[Dataset rows]
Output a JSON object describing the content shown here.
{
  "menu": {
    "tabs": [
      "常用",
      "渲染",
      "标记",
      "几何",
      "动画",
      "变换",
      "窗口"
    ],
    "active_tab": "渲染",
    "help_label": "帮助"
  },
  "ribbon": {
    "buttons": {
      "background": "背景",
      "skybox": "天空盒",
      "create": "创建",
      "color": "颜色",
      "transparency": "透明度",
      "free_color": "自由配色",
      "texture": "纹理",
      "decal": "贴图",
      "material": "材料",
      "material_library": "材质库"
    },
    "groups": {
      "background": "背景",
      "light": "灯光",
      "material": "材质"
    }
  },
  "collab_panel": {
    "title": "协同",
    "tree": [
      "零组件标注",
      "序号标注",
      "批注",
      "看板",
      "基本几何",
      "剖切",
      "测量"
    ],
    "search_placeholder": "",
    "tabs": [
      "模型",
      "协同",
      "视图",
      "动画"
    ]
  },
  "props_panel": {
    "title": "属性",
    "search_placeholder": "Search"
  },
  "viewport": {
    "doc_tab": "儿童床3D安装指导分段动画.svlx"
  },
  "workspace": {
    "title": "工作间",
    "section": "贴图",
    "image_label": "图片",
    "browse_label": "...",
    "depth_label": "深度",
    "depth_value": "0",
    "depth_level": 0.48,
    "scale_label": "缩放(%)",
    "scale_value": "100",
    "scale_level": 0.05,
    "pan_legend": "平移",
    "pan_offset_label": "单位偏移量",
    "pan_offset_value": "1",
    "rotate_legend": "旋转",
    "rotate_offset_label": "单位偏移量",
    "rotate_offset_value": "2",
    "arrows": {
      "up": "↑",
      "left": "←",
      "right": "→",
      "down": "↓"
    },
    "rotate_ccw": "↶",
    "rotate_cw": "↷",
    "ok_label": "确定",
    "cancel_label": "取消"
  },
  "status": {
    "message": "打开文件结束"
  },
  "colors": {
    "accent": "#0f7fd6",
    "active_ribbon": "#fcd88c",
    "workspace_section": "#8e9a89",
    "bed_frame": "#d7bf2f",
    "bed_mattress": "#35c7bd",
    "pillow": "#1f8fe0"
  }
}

▶ [WHAT YOU ARE ASKED TO DO] Repeat the data above exactly.

▶ [TASK RESULT]
Output a JSON object describing the content shown here.
{
  "menu": {
    "tabs": [
      "常用",
      "渲染",
      "标记",
      "几何",
      "动画",
      "变换",
      "窗口"
    ],
    "active_tab": "渲染",
    "help_label": "帮助"
  },
  "ribbon": {
    "buttons": {
      "background": "背景",
      "skybox": "天空盒",
      "create": "创建",
      "color": "颜色",
      "transparency": "透明度",
      "free_color": "自由配色",
      "texture": "纹理",
      "decal": "贴图",
      "material": "材料",
      "material_library": "材质库"
    },
    "groups": {
      "background": "背景",
      "light": "灯光",
      "material": "材质"
    }
  },
  "collab_panel": {
    "title": "协同",
    "tree": [
      "零组件标注",
      "序号标注",
      "批注",
      "看板",
      "基本几何",
      "剖切",
      "测量"
    ],
    "search_placeholder": "",
    "tabs": [
      "模型",
      "协同",
      "视图",
      "动画"
    ]
  },
  "props_panel": {
    "title": "属性",
    "search_placeholder": "Search"
  },
  "viewport": {
    "doc_tab": "儿童床3D安装指导分段动画.svlx"
  },
  "workspace": {
    "title": "工作间",
    "section": "贴图",
    "image_label": "图片",
    "browse_label": "...",
    "depth_label": "深度",
    "depth_value": "0",
    "depth_level": 0.48,
    "scale_label": "缩放(%)",
    "scale_value": "100",
    "scale_level": 0.05,
    "pan_legend": "平移",
    "pan_offset_label": "单位偏移量",
    "pan_offset_value": "1",
    "rotate_legend": "旋转",
    "rotate_offset_label": "单位偏移量",
    "rotate_offset_value": "2",
    "arrows": {
      "up": "↑",
      "left": "←",
      "right": "→",
      "down": "↓"
    },
    "rotate_ccw": "↶",
    "rotate_cw": "↷",
    "ok_label": "确定",
    "cancel_label": "取消"
  },
  "status": {
    "message": "打开文件结束"
  },
  "colors": {
    "accent": "#0f7fd6",
    "active_ribbon": "#fcd88c",
    "workspace_section": "#8e9a89",
    "bed_frame": "#d7bf2f",
    "bed_mattress": "#35c7bd",
    "pillow": "#1f8fe0"
  }
}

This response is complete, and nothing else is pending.